__TEXTO PROPORCIONADO__
*-*-*

# La fibra óptica está llegando al límite



## josemanuelma15 (Oct 9, 2011)

Los cables de fibra óptica fueron un revolucionario descubrimiento en materia de comunicaciones en decadas pasadas, pero La capacidad de estos cables de fibra de vidrio utilizados para transportar datos puede agotarse antes de lo que se pensaba.

La idea de que la tecnología de fibra actual tiene una capacidad infinita es equivocada. Estamos comenzando a sobrepasar los límites fundamentales de la tecnología actual.

Nuevas pruebas de laboratorio muestran que la tecnología actual se está acercando rápidamente a sus límites y puede necesitar un rediseño radical, por lo que se requiere de forma rápida hacerle un rediseño para asumir las nuevas demandas. Los últimos resultados de laboratorio muestran que los actuales volúmenes de datos son ya más de un 50% superiores a los índices máximos de los cables de fibra óptica.

El primer cambio mejoró la transmisión a través de las fibras, de modo que las señales ópticas no se limitaron a ser absorbidas en su trayecto. Esto dio lugar a fibras con velocidades de datos cientos de veces mayores y una capacidad potencial miles de veces mayor.

Estas fibras mejoradas se han convertido en el estándar y ahora se encuentran bajo la tierra y el mar en todo el mundo. La limitación entonces ha estado en el láser y la electrónica que preparan y luego traducen las señales ópticas a ambos lados de estos cables de luz.

Por supuesto, el punto en que los datos requeridos por los usuarios de internet superen la capacidad sólo depende de cuán rápido aumente la demanda, una cifra muy difícil de predecir, en estos momentos los servidores de video en demanda requieren de gran ancho de banda.


----------



## zenef (Dic 7, 2011)

En España con nuestro par de hilos de cobre nos basta! modo sarcasmo off...


----------



## renanvinicius (Dic 7, 2011)

hombre le par de cobre no es tan malo.... en mi casa nisiquiera telefonica quiere ponerlo... asi que imaginate si me ponen fibra optica!


----------



## keysoy (Ene 5, 2012)

Pues en mi pueblo tienen pensado ponerlo pronto... yo estoy muy contento... Aunque ya la están poniendo en el polígono industrial.

*-*-*

__LISTADO SUMINISTRADO__
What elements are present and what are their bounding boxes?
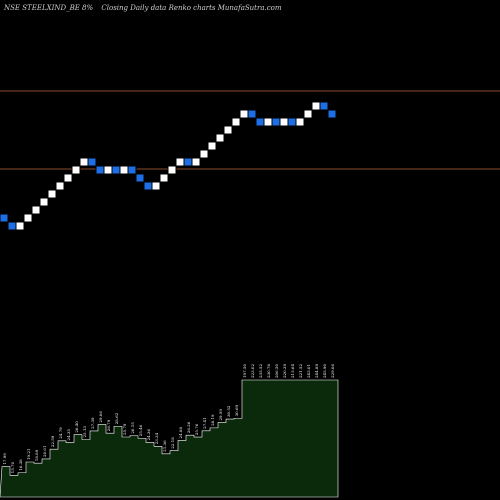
- renko-brick-up: [23, 213, 33, 223]
- volume-label: 215.64: [290, 364, 295, 378]
- volume-label: 21.36: [162, 440, 167, 452]
- volume-label: 243.01: [306, 364, 311, 378]
- volume-label: 25.13: [82, 426, 87, 438]
- volume-label: 206.50: [274, 364, 279, 378]
- chart-title: NSE STEELXIND_BE 8% Closing Daily data R…: [3, 4, 282, 12]
- volume-area-shape: [0, 379, 339, 498]
- volume-label: 30.69: [234, 404, 239, 416]
- volume-label: 26.26: [186, 421, 191, 433]
- renko-brick-up: [63, 173, 73, 183]
- volume-label: 24.35: [66, 429, 71, 441]
- renko-brick-up: [55, 181, 65, 191]
- volume-label: 220.39: [282, 364, 287, 378]
- renko-brick-up: [239, 109, 249, 119]
- volume-label: 16.38: [18, 459, 23, 471]
- renko-brick-down: [0, 213, 9, 223]
- volume-label: 26.40: [74, 421, 79, 433]
- renko-brick-up: [79, 157, 89, 167]
- volume-area: [0, 379, 339, 498]
- renko-brick-down: [255, 117, 265, 127]
- renko-brick-up: [15, 221, 25, 231]
- renko-brick-up: [191, 157, 201, 167]
- volume-label: 15.70: [10, 461, 15, 473]
- renko-brick-up: [215, 133, 225, 143]
- renko-brick-up: [279, 117, 289, 127]
- volume-label: 24.88: [178, 427, 183, 439]
- volume-label: 26.79: [106, 419, 111, 431]
- volume-label: 197.50: [242, 364, 247, 378]
- volume-label: 223.02: [250, 364, 255, 378]
- volume-label: 25.79: [122, 423, 127, 435]
- renko-brick-down: [271, 117, 281, 127]
- renko-brick-up: [167, 165, 177, 175]
- volume-label: 245.90: [322, 364, 327, 378]
- renko-brick-up: [151, 181, 161, 191]
- volume-label: 22.59: [50, 435, 55, 447]
- volume-label: 29.06: [98, 411, 103, 423]
- renko-bricks: [0, 101, 337, 231]
- renko-brick-down: [287, 117, 297, 127]
- reference-lines: [0, 90, 500, 170]
- renko-brick-down: [135, 173, 145, 183]
- renko-brick-down: [327, 109, 337, 119]
- volume-label: 244.89: [314, 364, 319, 378]
- volume-label: 27.41: [202, 417, 207, 428]
- renko-brick-down: [87, 157, 97, 167]
- volume-label: 28.19: [210, 414, 215, 426]
- renko-brick-up: [311, 101, 321, 111]
- renko-brick-up: [71, 165, 81, 175]
- renko-brick-down: [247, 109, 257, 119]
- volume-label: 17.99: [2, 453, 7, 465]
- volume-label: 19.21: [26, 449, 31, 460]
- chart-subtitle: Closing Daily data Renko charts MunafaSu…: [101, 4, 281, 12]
- renko-brick-down: [319, 101, 329, 111]
- volume-label: 26.15: [130, 422, 135, 434]
- volume-label: 229.06: [330, 364, 335, 378]
- renko-brick-down: [183, 157, 193, 167]
- volume-label: 18.89: [34, 449, 39, 461]
- renko-brick-up: [303, 109, 313, 119]
- volume-label: 30.52: [226, 405, 231, 417]
- renko-brick-up: [31, 205, 41, 215]
- volume-label: 24.79: [58, 427, 63, 439]
- chart-symbol: NSE STEELXIND_BE 8%: [3, 4, 94, 12]
- renko-brick-up: [159, 173, 169, 183]
- volume-label: 24.36: [146, 429, 151, 441]
- volume-label: 221.52: [298, 364, 303, 378]
- volume-label: 22.18: [170, 437, 175, 449]
- renko-brick-down: [111, 165, 121, 175]
- renko-brick-up: [199, 149, 209, 159]
- volume-label: 235.52: [258, 364, 263, 378]
- volume-label: 23.34: [154, 432, 159, 444]
- volume-label: 230.76: [266, 364, 271, 378]
- renko-brick-up: [47, 189, 57, 199]
- volume-label: 28.62: [114, 412, 119, 424]
- renko-brick-up: [295, 117, 305, 127]
- renko-brick-down: [95, 165, 105, 175]
- renko-brick-up: [103, 165, 113, 175]
- volume-label: 29.59: [218, 409, 223, 421]
- renko-brick-up: [175, 157, 185, 167]
- renko-brick-down: [127, 165, 137, 175]
- volume-label: 25.76: [194, 423, 199, 435]
- renko-brick-up: [263, 117, 273, 127]
- volume-label: 27.39: [90, 417, 95, 429]
- renko-brick-down: [143, 181, 153, 191]
- renko-brick-up: [119, 165, 129, 175]
- renko-brick-up: [231, 117, 241, 127]
- renko-brick-up: [207, 141, 217, 151]
- volume-label: 25.46: [138, 424, 143, 436]
- volume-label: 20.01: [42, 446, 47, 457]
- renko-brick-down: [7, 221, 17, 231]
- renko-brick-up: [39, 197, 49, 207]
- renko-brick-up: [223, 125, 233, 135]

*-*-*

__TAREAS PENDIENTES__
[1] Reproduce sin cambios las líneas del listado, empezando por la que contiene "- renko-brick-up: [23, 213, 33, 223]" y terminando después de la que contiene "- renko-brick-up: [311, 101, 321, 111]".
[2] Continúa el hilo sobre los límites de la fibra óptica a partir de donde termina.

__TAREAS RESUELTAS__
[1]
- renko-brick-up: [23, 213, 33, 223]
- volume-label: 215.64: [290, 364, 295, 378]
- volume-label: 21.36: [162, 440, 167, 452]
- volume-label: 243.01: [306, 364, 311, 378]
- volume-label: 25.13: [82, 426, 87, 438]
- volume-label: 206.50: [274, 364, 279, 378]
- chart-title: NSE STEELXIND_BE 8% Closing Daily data R…: [3, 4, 282, 12]
- volume-area-shape: [0, 379, 339, 498]
- volume-label: 30.69: [234, 404, 239, 416]
- volume-label: 26.26: [186, 421, 191, 433]
- renko-brick-up: [63, 173, 73, 183]
- volume-label: 24.35: [66, 429, 71, 441]
- renko-brick-up: [55, 181, 65, 191]
- volume-label: 220.39: [282, 364, 287, 378]
- renko-brick-up: [239, 109, 249, 119]
- volume-label: 16.38: [18, 459, 23, 471]
- renko-brick-down: [0, 213, 9, 223]
- volume-label: 26.40: [74, 421, 79, 433]
- renko-brick-up: [79, 157, 89, 167]
- volume-area: [0, 379, 339, 498]
- renko-brick-down: [255, 117, 265, 127]
- renko-brick-up: [15, 221, 25, 231]
- renko-brick-up: [191, 157, 201, 167]
- volume-label: 15.70: [10, 461, 15, 473]
- renko-brick-up: [215, 133, 225, 143]
- renko-brick-up: [279, 117, 289, 127]
- volume-label: 24.88: [178, 427, 183, 439]
- volume-label: 26.79: [106, 419, 111, 431]
- volume-label: 197.50: [242, 364, 247, 378]
- volume-label: 223.02: [250, 364, 255, 378]
- volume-label: 25.79: [122, 423, 127, 435]
- renko-brick-down: [271, 117, 281, 127]
- renko-brick-up: [167, 165, 177, 175]
- volume-label: 245.90: [322, 364, 327, 378]
- renko-brick-up: [151, 181, 161, 191]
- volume-label: 22.59: [50, 435, 55, 447]
- volume-label: 29.06: [98, 411, 103, 423]
- renko-bricks: [0, 101, 337, 231]
- renko-brick-down: [287, 117, 297, 127]
- reference-lines: [0, 90, 500, 170]
- renko-brick-down: [135, 173, 145, 183]
- renko-brick-down: [327, 109, 337, 119]
- volume-label: 244.89: [314, 364, 319, 378]
- volume-label: 27.41: [202, 417, 207, 428]
- renko-brick-down: [87, 157, 97, 167]
- volume-label: 28.19: [210, 414, 215, 426]
- renko-brick-up: [311, 101, 321, 111]

[2]
El problema de la fibra optica es el coste que tiene la instalación. Pero merece la pena


----------



## Electronec (Ene 5, 2012)

Yo conozco pueblos que les llega cuerda mojá....

Saludos.


----------



## oswaldo10 (Abr 7, 2012)

yo no  me cambio por nadie con mis 4mb de velocidad jajajaj


----------



## elgriego (Abr 7, 2012)

En nuestro pais ,o en la parte en que yo vivo ,El tener fibra optica para acceso a internet implica. casi, casi, asociarse a Telefonica.por ahora sigo con el Dial-up,y mis 56 kb de velocidad 

Saludos.


----------



## fernandob (Abr 7, 2012)

con que pongan un filtro para que solo circule por internet informacion util y necesaria les aseguro que se descomprime el trafico y con un apar de cobre vuelve a sobrar.

la fibra optica debe estar saturada de gansadas que circulan por la web .


----------



## SKYFALL (Abr 7, 2012)

Aca lo mas ancho que tengo para trafico de datos es el puerto USB del computador donde conecto el modem inalambico HSDPA, y tengo 2GB de consumo basico y al consumirlos la velocidad baja a 128kbps en red EDGE


----------



## capitanp (Abr 9, 2012)

siempre se podra poner mas fibra optica....


----------



## Manub (Abr 17, 2012)

Lo de los cables de cobre lo confirmo, aquì en Galicia , España todavia no han llegado al lìmite aùn se usan los cables de acero recubiertos de cobre y con ADSL por ellos, ¡¡Pais!!.


----------



## eschizo (Abr 18, 2012)

En Colombia se esta empezando a implementar fibra óptica para todo el territorio nacional. 
Considero que aún quedan muchos años para que lleguemos a desbordar su capacidad, pues a medida que se incrementa la tecnología y la robustez de datos, se tendrá que llegar al momento de lograr la mayor calidad en la menor cantidad de bits posibles.

Saludos!



En Colombia se esta empezando a implementar fibra óptica para todo el territorio nacional.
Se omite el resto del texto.